Every line of the material is to be repeated exactly as it stands.

══════════════════════════════

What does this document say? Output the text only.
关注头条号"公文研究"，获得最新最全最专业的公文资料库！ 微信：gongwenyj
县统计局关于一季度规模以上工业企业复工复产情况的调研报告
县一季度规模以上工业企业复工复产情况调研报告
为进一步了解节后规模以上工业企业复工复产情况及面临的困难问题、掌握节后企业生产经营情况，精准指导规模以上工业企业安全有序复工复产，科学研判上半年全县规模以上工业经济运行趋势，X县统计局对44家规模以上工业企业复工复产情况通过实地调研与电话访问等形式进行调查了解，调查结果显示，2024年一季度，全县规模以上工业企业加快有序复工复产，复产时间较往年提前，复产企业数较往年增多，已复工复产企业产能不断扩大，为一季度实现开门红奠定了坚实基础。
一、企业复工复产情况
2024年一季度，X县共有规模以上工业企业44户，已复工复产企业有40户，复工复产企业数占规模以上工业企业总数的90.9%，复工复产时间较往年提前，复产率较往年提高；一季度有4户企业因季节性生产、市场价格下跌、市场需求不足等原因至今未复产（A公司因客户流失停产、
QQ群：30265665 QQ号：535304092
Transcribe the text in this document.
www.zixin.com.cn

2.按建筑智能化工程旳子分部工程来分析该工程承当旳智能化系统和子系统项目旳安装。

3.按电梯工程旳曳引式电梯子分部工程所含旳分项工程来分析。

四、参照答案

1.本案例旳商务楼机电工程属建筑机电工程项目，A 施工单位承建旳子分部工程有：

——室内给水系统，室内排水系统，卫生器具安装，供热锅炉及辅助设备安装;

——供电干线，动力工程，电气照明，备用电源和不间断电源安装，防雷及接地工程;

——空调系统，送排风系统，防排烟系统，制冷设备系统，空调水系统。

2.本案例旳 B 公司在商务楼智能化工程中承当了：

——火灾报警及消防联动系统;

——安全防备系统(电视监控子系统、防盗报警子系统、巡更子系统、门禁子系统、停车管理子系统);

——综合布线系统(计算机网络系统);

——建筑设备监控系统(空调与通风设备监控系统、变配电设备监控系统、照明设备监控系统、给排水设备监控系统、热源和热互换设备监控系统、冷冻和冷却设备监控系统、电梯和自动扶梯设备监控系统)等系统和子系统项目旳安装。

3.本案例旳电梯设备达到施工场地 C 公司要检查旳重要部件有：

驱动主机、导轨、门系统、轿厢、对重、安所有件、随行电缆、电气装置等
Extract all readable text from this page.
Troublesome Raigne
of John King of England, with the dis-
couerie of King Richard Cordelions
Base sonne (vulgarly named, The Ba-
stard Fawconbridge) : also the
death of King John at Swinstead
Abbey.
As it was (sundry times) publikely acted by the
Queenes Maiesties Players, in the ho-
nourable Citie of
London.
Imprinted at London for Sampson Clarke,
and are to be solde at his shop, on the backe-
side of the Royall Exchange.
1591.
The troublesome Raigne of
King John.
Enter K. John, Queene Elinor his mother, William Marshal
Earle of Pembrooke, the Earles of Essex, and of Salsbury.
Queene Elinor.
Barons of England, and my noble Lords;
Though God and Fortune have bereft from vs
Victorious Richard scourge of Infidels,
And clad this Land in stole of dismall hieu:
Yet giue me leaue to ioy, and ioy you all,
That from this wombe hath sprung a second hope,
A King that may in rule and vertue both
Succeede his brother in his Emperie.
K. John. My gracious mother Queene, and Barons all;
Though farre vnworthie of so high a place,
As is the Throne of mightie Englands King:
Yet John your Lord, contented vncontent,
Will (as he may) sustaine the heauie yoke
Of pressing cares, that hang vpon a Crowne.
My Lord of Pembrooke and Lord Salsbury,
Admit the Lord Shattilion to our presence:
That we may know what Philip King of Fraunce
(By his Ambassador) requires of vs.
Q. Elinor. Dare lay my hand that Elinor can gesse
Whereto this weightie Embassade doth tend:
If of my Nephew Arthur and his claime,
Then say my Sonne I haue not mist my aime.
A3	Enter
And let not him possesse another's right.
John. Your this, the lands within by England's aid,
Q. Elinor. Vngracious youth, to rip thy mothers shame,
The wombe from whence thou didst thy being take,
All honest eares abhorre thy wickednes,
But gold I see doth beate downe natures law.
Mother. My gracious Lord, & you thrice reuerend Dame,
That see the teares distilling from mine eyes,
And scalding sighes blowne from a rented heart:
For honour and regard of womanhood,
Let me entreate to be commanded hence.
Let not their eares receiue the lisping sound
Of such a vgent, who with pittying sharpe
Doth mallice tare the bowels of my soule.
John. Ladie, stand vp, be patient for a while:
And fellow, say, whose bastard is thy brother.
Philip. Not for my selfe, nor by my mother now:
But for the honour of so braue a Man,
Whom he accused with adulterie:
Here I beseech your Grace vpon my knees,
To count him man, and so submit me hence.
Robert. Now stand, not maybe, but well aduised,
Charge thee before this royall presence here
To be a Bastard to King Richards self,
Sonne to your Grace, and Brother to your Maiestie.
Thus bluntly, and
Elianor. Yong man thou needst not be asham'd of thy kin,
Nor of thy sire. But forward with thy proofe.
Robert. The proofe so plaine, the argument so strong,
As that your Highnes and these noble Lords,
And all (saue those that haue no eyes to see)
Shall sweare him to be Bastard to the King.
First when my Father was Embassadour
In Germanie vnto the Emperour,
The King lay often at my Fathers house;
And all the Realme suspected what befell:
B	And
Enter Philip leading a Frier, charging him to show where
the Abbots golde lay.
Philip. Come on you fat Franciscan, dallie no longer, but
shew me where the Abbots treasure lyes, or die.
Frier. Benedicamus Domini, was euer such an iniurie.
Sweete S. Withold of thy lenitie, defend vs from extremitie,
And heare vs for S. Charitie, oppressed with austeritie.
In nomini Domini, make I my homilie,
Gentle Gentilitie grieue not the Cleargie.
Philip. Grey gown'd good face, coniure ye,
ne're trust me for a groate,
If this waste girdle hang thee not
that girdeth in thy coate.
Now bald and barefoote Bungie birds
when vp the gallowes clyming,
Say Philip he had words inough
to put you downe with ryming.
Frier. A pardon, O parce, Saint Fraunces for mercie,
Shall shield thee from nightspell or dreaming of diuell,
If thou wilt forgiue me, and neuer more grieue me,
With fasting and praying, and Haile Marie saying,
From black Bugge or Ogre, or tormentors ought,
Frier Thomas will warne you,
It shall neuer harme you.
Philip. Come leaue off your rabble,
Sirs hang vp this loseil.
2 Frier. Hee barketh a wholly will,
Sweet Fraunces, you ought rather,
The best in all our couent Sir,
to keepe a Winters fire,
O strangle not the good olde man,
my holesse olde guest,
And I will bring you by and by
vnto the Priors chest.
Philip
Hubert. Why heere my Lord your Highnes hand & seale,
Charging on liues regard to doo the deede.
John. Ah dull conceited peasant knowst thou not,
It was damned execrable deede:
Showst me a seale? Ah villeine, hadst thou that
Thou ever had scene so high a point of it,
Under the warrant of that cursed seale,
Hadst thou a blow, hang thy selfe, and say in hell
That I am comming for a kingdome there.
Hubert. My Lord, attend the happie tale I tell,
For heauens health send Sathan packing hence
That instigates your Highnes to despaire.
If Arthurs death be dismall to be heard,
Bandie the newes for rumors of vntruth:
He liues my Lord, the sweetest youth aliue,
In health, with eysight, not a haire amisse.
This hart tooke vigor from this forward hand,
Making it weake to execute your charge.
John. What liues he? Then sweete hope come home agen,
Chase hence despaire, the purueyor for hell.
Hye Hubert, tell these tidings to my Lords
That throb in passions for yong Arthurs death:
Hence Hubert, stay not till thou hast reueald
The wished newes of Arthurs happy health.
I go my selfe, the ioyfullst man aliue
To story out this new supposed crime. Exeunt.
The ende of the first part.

══════════════════════════════

▶ **Solution to the problem**:
What does this document say? Output the text only.
关注头条号"公文研究"，获得最新最全最专业的公文资料库！ 微信：gongwenyj
县统计局关于一季度规模以上工业企业复工复产情况的调研报告
县一季度规模以上工业企业复工复产情况调研报告
为进一步了解节后规模以上工业企业复工复产情况及面临的困难问题、掌握节后企业生产经营情况，精准指导规模以上工业企业安全有序复工复产，科学研判上半年全县规模以上工业经济运行趋势，X县统计局对44家规模以上工业企业复工复产情况通过实地调研与电话访问等形式进行调查了解，调查结果显示，2024年一季度，全县规模以上工业企业加快有序复工复产，复产时间较往年提前，复产企业数较往年增多，已复工复产企业产能不断扩大，为一季度实现开门红奠定了坚实基础。
一、企业复工复产情况
2024年一季度，X县共有规模以上工业企业44户，已复工复产企业有40户，复工复产企业数占规模以上工业企业总数的90.9%，复工复产时间较往年提前，复产率较往年提高；一季度有4户企业因季节性生产、市场价格下跌、市场需求不足等原因至今未复产（A公司因客户流失停产、
QQ群：30265665 QQ号：535304092
Transcribe the text in this document.
www.zixin.com.cn

2.按建筑智能化工程旳子分部工程来分析该工程承当旳智能化系统和子系统项目旳安装。

3.按电梯工程旳曳引式电梯子分部工程所含旳分项工程来分析。

四、参照答案

1.本案例旳商务楼机电工程属建筑机电工程项目，A 施工单位承建旳子分部工程有：

——室内给水系统，室内排水系统，卫生器具安装，供热锅炉及辅助设备安装;

——供电干线，动力工程，电气照明，备用电源和不间断电源安装，防雷及接地工程;

——空调系统，送排风系统，防排烟系统，制冷设备系统，空调水系统。

2.本案例旳 B 公司在商务楼智能化工程中承当了：

——火灾报警及消防联动系统;

——安全防备系统(电视监控子系统、防盗报警子系统、巡更子系统、门禁子系统、停车管理子系统);

——综合布线系统(计算机网络系统);

——建筑设备监控系统(空调与通风设备监控系统、变配电设备监控系统、照明设备监控系统、给排水设备监控系统、热源和热互换设备监控系统、冷冻和冷却设备监控系统、电梯和自动扶梯设备监控系统)等系统和子系统项目旳安装。

3.本案例旳电梯设备达到施工场地 C 公司要检查旳重要部件有：

驱动主机、导轨、门系统、轿厢、对重、安所有件、随行电缆、电气装置等
Extract all readable text from this page.
Troublesome Raigne
of John King of England, with the dis-
couerie of King Richard Cordelions
Base sonne (vulgarly named, The Ba-
stard Fawconbridge) : also the
death of King John at Swinstead
Abbey.
As it was (sundry times) publikely acted by the
Queenes Maiesties Players, in the ho-
nourable Citie of
London.
Imprinted at London for Sampson Clarke,
and are to be solde at his shop, on the backe-
side of the Royall Exchange.
1591.
The troublesome Raigne of
King John.
Enter K. John, Queene Elinor his mother, William Marshal
Earle of Pembrooke, the Earles of Essex, and of Salsbury.
Queene Elinor.
Barons of England, and my noble Lords;
Though God and Fortune have bereft from vs
Victorious Richard scourge of Infidels,
And clad this Land in stole of dismall hieu:
Yet giue me leaue to ioy, and ioy you all,
That from this wombe hath sprung a second hope,
A King that may in rule and vertue both
Succeede his brother in his Emperie.
K. John. My gracious mother Queene, and Barons all;
Though farre vnworthie of so high a place,
As is the Throne of mightie Englands King:
Yet John your Lord, contented vncontent,
Will (as he may) sustaine the heauie yoke
Of pressing cares, that hang vpon a Crowne.
My Lord of Pembrooke and Lord Salsbury,
Admit the Lord Shattilion to our presence:
That we may know what Philip King of Fraunce
(By his Ambassador) requires of vs.
Q. Elinor. Dare lay my hand that Elinor can gesse
Whereto this weightie Embassade doth tend:
If of my Nephew Arthur and his claime,
Then say my Sonne I haue not mist my aime.
A3	Enter
And let not him possesse another's right.
John. Your this, the lands within by England's aid,
Q. Elinor. Vngracious youth, to rip thy mothers shame,
The wombe from whence thou didst thy being take,
All honest eares abhorre thy wickednes,
But gold I see doth beate downe natures law.
Mother. My gracious Lord, & you thrice reuerend Dame,
That see the teares distilling from mine eyes,
And scalding sighes blowne from a rented heart:
For honour and regard of womanhood,
Let me entreate to be commanded hence.
Let not their eares receiue the lisping sound
Of such a vgent, who with pittying sharpe
Doth mallice tare the bowels of my soule.
John. Ladie, stand vp, be patient for a while:
And fellow, say, whose bastard is thy brother.
Philip. Not for my selfe, nor by my mother now:
But for the honour of so braue a Man,
Whom he accused with adulterie:
Here I beseech your Grace vpon my knees,
To count him man, and so submit me hence.
Robert. Now stand, not maybe, but well aduised,
Charge thee before this royall presence here
To be a Bastard to King Richards self,
Sonne to your Grace, and Brother to your Maiestie.
Thus bluntly, and
Elianor. Yong man thou needst not be asham'd of thy kin,
Nor of thy sire. But forward with thy proofe.
Robert. The proofe so plaine, the argument so strong,
As that your Highnes and these noble Lords,
And all (saue those that haue no eyes to see)
Shall sweare him to be Bastard to the King.
First when my Father was Embassadour
In Germanie vnto the Emperour,
The King lay often at my Fathers house;
And all the Realme suspected what befell:
B	And
Enter Philip leading a Frier, charging him to show where
the Abbots golde lay.
Philip. Come on you fat Franciscan, dallie no longer, but
shew me where the Abbots treasure lyes, or die.
Frier. Benedicamus Domini, was euer such an iniurie.
Sweete S. Withold of thy lenitie, defend vs from extremitie,
And heare vs for S. Charitie, oppressed with austeritie.
In nomini Domini, make I my homilie,
Gentle Gentilitie grieue not the Cleargie.
Philip. Grey gown'd good face, coniure ye,
ne're trust me for a groate,
If this waste girdle hang thee not
that girdeth in thy coate.
Now bald and barefoote Bungie birds
when vp the gallowes clyming,
Say Philip he had words inough
to put you downe with ryming.
Frier. A pardon, O parce, Saint Fraunces for mercie,
Shall shield thee from nightspell or dreaming of diuell,
If thou wilt forgiue me, and neuer more grieue me,
With fasting and praying, and Haile Marie saying,
From black Bugge or Ogre, or tormentors ought,
Frier Thomas will warne you,
It shall neuer harme you.
Philip. Come leaue off your rabble,
Sirs hang vp this loseil.
2 Frier. Hee barketh a wholly will,
Sweet Fraunces, you ought rather,
The best in all our couent Sir,
to keepe a Winters fire,
O strangle not the good olde man,
my holesse olde guest,
And I will bring you by and by
vnto the Priors chest.
Philip
Hubert. Why heere my Lord your Highnes hand & seale,
Charging on liues regard to doo the deede.
John. Ah dull conceited peasant knowst thou not,
It was damned execrable deede:
Showst me a seale? Ah villeine, hadst thou that
Thou ever had scene so high a point of it,
Under the warrant of that cursed seale,
Hadst thou a blow, hang thy selfe, and say in hell
That I am comming for a kingdome there.
Hubert. My Lord, attend the happie tale I tell,
For heauens health send Sathan packing hence
That instigates your Highnes to despaire.
If Arthurs death be dismall to be heard,
Bandie the newes for rumors of vntruth:
He liues my Lord, the sweetest youth aliue,
In health, with eysight, not a haire amisse.
This hart tooke vigor from this forward hand,
Making it weake to execute your charge.
John. What liues he? Then sweete hope come home agen,
Chase hence despaire, the purueyor for hell.
Hye Hubert, tell these tidings to my Lords
That throb in passions for yong Arthurs death:
Hence Hubert, stay not till thou hast reueald
The wished newes of Arthurs happy health.
I go my selfe, the ioyfullst man aliue
To story out this new supposed crime. Exeunt.
The ende of the first part.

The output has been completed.